Dataset —
· · · · ·
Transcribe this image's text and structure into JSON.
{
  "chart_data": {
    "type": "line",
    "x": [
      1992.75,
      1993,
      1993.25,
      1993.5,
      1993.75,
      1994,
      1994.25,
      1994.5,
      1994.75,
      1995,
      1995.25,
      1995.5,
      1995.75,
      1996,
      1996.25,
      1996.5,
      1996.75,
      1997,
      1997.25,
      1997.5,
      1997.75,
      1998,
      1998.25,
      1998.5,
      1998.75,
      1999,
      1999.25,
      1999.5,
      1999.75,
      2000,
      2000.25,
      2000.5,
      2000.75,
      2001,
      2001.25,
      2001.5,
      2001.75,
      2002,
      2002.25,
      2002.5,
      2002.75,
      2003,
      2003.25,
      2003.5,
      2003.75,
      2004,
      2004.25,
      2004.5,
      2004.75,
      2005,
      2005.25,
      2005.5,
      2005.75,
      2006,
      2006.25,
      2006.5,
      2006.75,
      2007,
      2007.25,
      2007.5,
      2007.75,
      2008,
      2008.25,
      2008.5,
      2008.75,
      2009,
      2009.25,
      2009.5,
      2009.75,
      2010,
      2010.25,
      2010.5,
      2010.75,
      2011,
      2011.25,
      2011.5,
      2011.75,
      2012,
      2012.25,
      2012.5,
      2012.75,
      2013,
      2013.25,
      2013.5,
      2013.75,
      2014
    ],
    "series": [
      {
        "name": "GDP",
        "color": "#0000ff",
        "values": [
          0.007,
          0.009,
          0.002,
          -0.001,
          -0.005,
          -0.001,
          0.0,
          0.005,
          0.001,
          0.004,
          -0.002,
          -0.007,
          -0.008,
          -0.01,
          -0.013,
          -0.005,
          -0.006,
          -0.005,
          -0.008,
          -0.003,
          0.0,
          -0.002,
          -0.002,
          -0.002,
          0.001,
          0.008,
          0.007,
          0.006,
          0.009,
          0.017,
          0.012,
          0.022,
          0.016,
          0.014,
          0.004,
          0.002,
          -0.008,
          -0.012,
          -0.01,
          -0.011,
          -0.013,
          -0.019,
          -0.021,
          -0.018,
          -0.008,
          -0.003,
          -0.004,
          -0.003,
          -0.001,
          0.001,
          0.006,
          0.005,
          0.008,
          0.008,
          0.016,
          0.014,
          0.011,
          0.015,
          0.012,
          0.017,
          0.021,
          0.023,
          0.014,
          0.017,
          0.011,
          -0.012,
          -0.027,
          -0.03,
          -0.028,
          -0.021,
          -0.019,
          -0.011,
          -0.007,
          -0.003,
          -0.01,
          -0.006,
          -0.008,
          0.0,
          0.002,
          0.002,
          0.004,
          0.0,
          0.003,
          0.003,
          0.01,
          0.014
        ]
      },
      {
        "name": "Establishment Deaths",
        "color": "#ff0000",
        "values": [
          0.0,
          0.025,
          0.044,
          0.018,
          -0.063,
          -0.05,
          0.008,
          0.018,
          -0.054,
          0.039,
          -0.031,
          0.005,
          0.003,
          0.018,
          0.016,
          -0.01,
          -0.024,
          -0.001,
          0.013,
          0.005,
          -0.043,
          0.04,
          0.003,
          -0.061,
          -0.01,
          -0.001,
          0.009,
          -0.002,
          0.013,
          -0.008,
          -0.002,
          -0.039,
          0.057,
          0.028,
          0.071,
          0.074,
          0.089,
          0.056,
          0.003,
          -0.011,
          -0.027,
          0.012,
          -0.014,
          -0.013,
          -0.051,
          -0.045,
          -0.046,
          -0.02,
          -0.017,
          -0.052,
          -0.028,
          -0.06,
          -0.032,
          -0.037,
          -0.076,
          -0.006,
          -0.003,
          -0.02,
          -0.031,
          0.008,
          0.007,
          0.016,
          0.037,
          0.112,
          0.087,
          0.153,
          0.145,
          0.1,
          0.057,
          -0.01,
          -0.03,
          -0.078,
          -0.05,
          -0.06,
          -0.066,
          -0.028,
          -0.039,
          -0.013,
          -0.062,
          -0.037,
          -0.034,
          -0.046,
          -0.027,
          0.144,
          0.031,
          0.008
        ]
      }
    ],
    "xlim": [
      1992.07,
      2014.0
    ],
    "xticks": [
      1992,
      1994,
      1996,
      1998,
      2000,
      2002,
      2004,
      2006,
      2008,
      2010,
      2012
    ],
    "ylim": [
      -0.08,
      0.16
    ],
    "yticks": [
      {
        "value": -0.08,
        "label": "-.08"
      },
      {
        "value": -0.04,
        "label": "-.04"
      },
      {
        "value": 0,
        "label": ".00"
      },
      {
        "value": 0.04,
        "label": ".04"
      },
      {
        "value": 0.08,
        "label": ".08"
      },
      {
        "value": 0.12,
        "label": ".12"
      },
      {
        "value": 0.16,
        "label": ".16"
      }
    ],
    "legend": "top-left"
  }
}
· · · · ·
What you need to do — Write out the whole listing again, exactly as it stands.

Output for this task —
Transcribe this image's text and structure into JSON.
{
  "chart_data": {
    "type": "line",
    "x": [
      1992.75,
      1993,
      1993.25,
      1993.5,
      1993.75,
      1994,
      1994.25,
      1994.5,
      1994.75,
      1995,
      1995.25,
      1995.5,
      1995.75,
      1996,
      1996.25,
      1996.5,
      1996.75,
      1997,
      1997.25,
      1997.5,
      1997.75,
      1998,
      1998.25,
      1998.5,
      1998.75,
      1999,
      1999.25,
      1999.5,
      1999.75,
      2000,
      2000.25,
      2000.5,
      2000.75,
      2001,
      2001.25,
      2001.5,
      2001.75,
      2002,
      2002.25,
      2002.5,
      2002.75,
      2003,
      2003.25,
      2003.5,
      2003.75,
      2004,
      2004.25,
      2004.5,
      2004.75,
      2005,
      2005.25,
      2005.5,
      2005.75,
      2006,
      2006.25,
      2006.5,
      2006.75,
      2007,
      2007.25,
      2007.5,
      2007.75,
      2008,
      2008.25,
      2008.5,
      2008.75,
      2009,
      2009.25,
      2009.5,
      2009.75,
      2010,
      2010.25,
      2010.5,
      2010.75,
      2011,
      2011.25,
      2011.5,
      2011.75,
      2012,
      2012.25,
      2012.5,
      2012.75,
      2013,
      2013.25,
      2013.5,
      2013.75,
      2014
    ],
    "series": [
      {
        "name": "GDP",
        "color": "#0000ff",
        "values": [
          0.007,
          0.009,
          0.002,
          -0.001,
          -0.005,
          -0.001,
          0.0,
          0.005,
          0.001,
          0.004,
          -0.002,
          -0.007,
          -0.008,
          -0.01,
          -0.013,
          -0.005,
          -0.006,
          -0.005,
          -0.008,
          -0.003,
          0.0,
          -0.002,
          -0.002,
          -0.002,
          0.001,
          0.008,
          0.007,
          0.006,
          0.009,
          0.017,
          0.012,
          0.022,
          0.016,
          0.014,
          0.004,
          0.002,
          -0.008,
          -0.012,
          -0.01,
          -0.011,
          -0.013,
          -0.019,
          -0.021,
          -0.018,
          -0.008,
          -0.003,
          -0.004,
          -0.003,
          -0.001,
          0.001,
          0.006,
          0.005,
          0.008,
          0.008,
          0.016,
          0.014,
          0.011,
          0.015,
          0.012,
          0.017,
          0.021,
          0.023,
          0.014,
          0.017,
          0.011,
          -0.012,
          -0.027,
          -0.03,
          -0.028,
          -0.021,
          -0.019,
          -0.011,
          -0.007,
          -0.003,
          -0.01,
          -0.006,
          -0.008,
          0.0,
          0.002,
          0.002,
          0.004,
          0.0,
          0.003,
          0.003,
          0.01,
          0.014
        ]
      },
      {
        "name": "Establishment Deaths",
        "color": "#ff0000",
        "values": [
          0.0,
          0.025,
          0.044,
          0.018,
          -0.063,
          -0.05,
          0.008,
          0.018,
          -0.054,
          0.039,
          -0.031,
          0.005,
          0.003,
          0.018,
          0.016,
          -0.01,
          -0.024,
          -0.001,
          0.013,
          0.005,
          -0.043,
          0.04,
          0.003,
          -0.061,
          -0.01,
          -0.001,
          0.009,
          -0.002,
          0.013,
          -0.008,
          -0.002,
          -0.039,
          0.057,
          0.028,
          0.071,
          0.074,
          0.089,
          0.056,
          0.003,
          -0.011,
          -0.027,
          0.012,
          -0.014,
          -0.013,
          -0.051,
          -0.045,
          -0.046,
          -0.02,
          -0.017,
          -0.052,
          -0.028,
          -0.06,
          -0.032,
          -0.037,
          -0.076,
          -0.006,
          -0.003,
          -0.02,
          -0.031,
          0.008,
          0.007,
          0.016,
          0.037,
          0.112,
          0.087,
          0.153,
          0.145,
          0.1,
          0.057,
          -0.01,
          -0.03,
          -0.078,
          -0.05,
          -0.06,
          -0.066,
          -0.028,
          -0.039,
          -0.013,
          -0.062,
          -0.037,
          -0.034,
          -0.046,
          -0.027,
          0.144,
          0.031,
          0.008
        ]
      }
    ],
    "xlim": [
      1992.07,
      2014.0
    ],
    "xticks": [
      1992,
      1994,
      1996,
      1998,
      2000,
      2002,
      2004,
      2006,
      2008,
      2010,
      2012
    ],
    "ylim": [
      -0.08,
      0.16
    ],
    "yticks": [
      {
        "value": -0.08,
        "label": "-.08"
      },
      {
        "value": -0.04,
        "label": "-.04"
      },
      {
        "value": 0,
        "label": ".00"
      },
      {
        "value": 0.04,
        "label": ".04"
      },
      {
        "value": 0.08,
        "label": ".08"
      },
      {
        "value": 0.12,
        "label": ".12"
      },
      {
        "value": 0.16,
        "label": ".16"
      }
    ],
    "legend": "top-left"
  }
}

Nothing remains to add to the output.